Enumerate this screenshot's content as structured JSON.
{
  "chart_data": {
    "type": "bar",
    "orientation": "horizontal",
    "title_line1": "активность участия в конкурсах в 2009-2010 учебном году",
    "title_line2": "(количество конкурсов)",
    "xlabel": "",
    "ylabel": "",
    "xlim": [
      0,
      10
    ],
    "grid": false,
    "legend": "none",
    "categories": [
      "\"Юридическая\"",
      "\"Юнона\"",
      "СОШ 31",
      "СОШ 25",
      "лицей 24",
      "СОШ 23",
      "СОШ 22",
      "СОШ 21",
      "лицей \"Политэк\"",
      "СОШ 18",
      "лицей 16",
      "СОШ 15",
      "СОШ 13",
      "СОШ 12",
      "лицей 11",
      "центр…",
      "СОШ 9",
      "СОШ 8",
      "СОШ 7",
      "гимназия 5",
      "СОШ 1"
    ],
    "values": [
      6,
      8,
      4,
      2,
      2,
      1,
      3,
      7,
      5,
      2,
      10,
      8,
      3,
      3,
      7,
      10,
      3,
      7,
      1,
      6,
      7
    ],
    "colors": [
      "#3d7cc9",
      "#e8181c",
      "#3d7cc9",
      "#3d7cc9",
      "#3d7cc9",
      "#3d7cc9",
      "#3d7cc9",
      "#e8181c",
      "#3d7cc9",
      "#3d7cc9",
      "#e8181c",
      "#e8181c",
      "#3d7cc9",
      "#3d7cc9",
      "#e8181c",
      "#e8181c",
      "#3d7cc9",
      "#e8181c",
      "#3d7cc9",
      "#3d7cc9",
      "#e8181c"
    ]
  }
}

◇ ◇ ◇ ◇ ◇ ◇ ◇

* _Task requirements_
All lines above with "лицей" in them should be returned.

* _Right answer_
      "лицей 24",
      "лицей \"Политэк\"",
      "лицей 16",
      "лицей 11",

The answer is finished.